IN 1771, the year Captain James Cook completed his first voyage around the world, an Orkney man by the name of Magnus Twatt set out for Canada, where, like many islanders before him and after, he joined the Hudson Bay Company.

Little did his family expect that more than 200 years after his death in 1801, the native American peoples of his adopted homeland and his Orkney descendants would call each other brother and sister.

The story of Orkney's links to the Cree nation of Saskatchewan is one of shared suffering, perseverance and an unshakeable belief in common bonds that stretch across the centuries and half way around the world.

And this summer, a group of Orcadians is to make the pilgrimage to the land of their common ancestors, where they are to be guests of honour at a powwow celebrating the centenary of the founding of Saskatchewan, an endeavour in which both parties, Cree and Orcadian, had a part to play.

The remarkable tale came to light just over three years ago when Orkney woman Kim Foden, nee Twatt, was conducting research into her ancestor Magnus.

While leafing through Hudson Bay Company documents, she discovered a reference to Magnus's death, news of which was announced by "the arrival of Magnus Twatt's two sons and their mother".

Company employees were not allowed to take wives with them. Kim realised Magnus must have had a native Indian wife drawn from the local Cree nation.

Reading Magnus's journals, the name Sturgeon River cropped up on several occasions and so, after finding a reference on the internet to the office of the Sturgeon Lake First Nation, a native Indian reserve, she sent them a brief fax asking if anyone knew anything about Magnus Twatt. The reply was equally brief: "You have found your relations."

It transpired that the first chief of the Sturgeon Lake First Nation was William Twatt, Magnus's grandson.

Wes Stevenson, vice-president of the First Nations University in the Saskatchewan capital Regina, said: "When the Orkney men came over they were not supposed to mingle with the Indian women, but right across Canada, east and west coast, we find Orkney names within the indigenous communities. They lifted their kilts quite often."

Contacts were developed and Foden was even made an honorary Cree by descendants of her relative. Then in September last year, members of the Cree First Nation travelled to Orkney for a cultural visit.

══════════════════════════════

● Set task 1: Lay out the records as a Markdown table with the columns Row and Record line, from the first line of the records up to and including the line with "paragraph-social-support: 3. **Ijtimoiy". Number each row and leave out blank lines.
The records that come next are unrelated to the text above.

══════════════════════════════

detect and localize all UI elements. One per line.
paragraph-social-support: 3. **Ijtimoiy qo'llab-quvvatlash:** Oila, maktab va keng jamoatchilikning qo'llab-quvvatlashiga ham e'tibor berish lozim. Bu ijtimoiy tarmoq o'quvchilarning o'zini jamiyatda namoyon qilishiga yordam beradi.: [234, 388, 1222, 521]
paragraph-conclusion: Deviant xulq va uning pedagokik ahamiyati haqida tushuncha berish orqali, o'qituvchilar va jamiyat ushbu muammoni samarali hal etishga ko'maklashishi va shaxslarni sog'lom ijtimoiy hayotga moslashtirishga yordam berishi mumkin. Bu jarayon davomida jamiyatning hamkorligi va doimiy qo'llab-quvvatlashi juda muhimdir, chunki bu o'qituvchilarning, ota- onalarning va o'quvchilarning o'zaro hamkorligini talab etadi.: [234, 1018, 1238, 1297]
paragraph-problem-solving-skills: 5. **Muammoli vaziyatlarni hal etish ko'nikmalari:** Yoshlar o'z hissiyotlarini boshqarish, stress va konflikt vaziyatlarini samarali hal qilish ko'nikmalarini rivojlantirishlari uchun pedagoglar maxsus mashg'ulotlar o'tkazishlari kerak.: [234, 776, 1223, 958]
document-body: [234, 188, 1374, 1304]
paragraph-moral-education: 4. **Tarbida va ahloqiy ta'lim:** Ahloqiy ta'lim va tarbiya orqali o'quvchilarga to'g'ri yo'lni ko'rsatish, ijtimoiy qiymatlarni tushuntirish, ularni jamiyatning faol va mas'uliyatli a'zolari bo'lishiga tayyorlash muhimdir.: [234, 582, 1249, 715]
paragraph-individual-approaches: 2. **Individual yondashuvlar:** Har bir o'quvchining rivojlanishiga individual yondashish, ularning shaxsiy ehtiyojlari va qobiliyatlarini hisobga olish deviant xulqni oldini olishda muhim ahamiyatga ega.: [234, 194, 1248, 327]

══════════════════════════════

● Set task 2: Continue the article on Orkney's ties to the Cree nation from the point where it stops.

● Task response 1:
| Row | Record line |
|---|---|
| 1 | detect and localize all UI elements. One per line. |
| 2 | paragraph-social-support: 3. **Ijtimoiy qo'llab-quvvatlash:** Oila, maktab va keng jamoatchilikning qo'llab-quvvatlashiga ham e'tibor berish lozim. Bu ijtimoiy tarmoq o'quvchilarning o'zini jamiyatda namoyon qilishiga yordam beradi.: [234, 388, 1222, 521] |

● Task response 2:
"We wanted to show them where their ancestors came from, that we didn't go there intentionally to change their lives and give them the hard time they seem to have had from other people, " Foden said.

While in Orkney, an invitation from the chief of the Council of Sturgeon Lake First Nation was issued to all Orcadians to attend the celebrations in July.

A delegation from Kirkwall Grammar School has accepted the invitation, while another eight or so Orcadians with the surname Drever or Twatt, both of which survive in First Nations people in Saskatchewan, are to travel to Sturgeon Lake this summer.

Place names like Colonsay, Sutherland and Aberdeen, all in the vicinity of Saskatoon, pay testament to the fact Orcadians were not the only Scots to settle there. But what makes this story so remarkable is the lack of any hostility, particularly when the history of white men's involvement with native Indians is too often one of deliberate annihilation.

However, the descendants of Orkneymen and the Cree people, by then intertwined, worked together.

Foden said: "One of the Drevers from Westray, James Drever, went to Canada around 1850 and married one of Chief Mistawasis's daughters, so there's ever so many descendants of his now of that family.

Then in 1876, chief Mistawasis and William Twatt, grandson of the Orkneyman who left here, signed Treaty Six with the Queen's commissioners.

"The white people were killing the buffalo, the railway was coming across Canada, the telegraph was also coming.

The indian people knew their way of life was going, but they wanted to retain their lifestyle, to have land they could hunt, so they knew they needed to set up treaties with the British."

Sadly, the treaties were not observed, but the Cree did not forget them.

"More and more restrictions were put on them, their children were taken away and put in residential schools, traditional customs and language were banned. But through it all, they still regard the treaties as sacred."

So the invitation extending the hand of friendship is "groundbreaking", Foden says.

Stevenson, who also has roots in Scotland, is helping to co-ordinate the visit by Kirkwall Grammar School. He was among those to visit Orkney last year, an "eye-opening experience" for him.

"Our families who have Orkney names had heard many stories passed down, so many of us knew there was a connection but we never had the time or the money to follow it up.

"We are rooted in Orkney and Canada. That blood connection will last forever, because nothing is stronger than blood. That's our connection to Orkney - we are family."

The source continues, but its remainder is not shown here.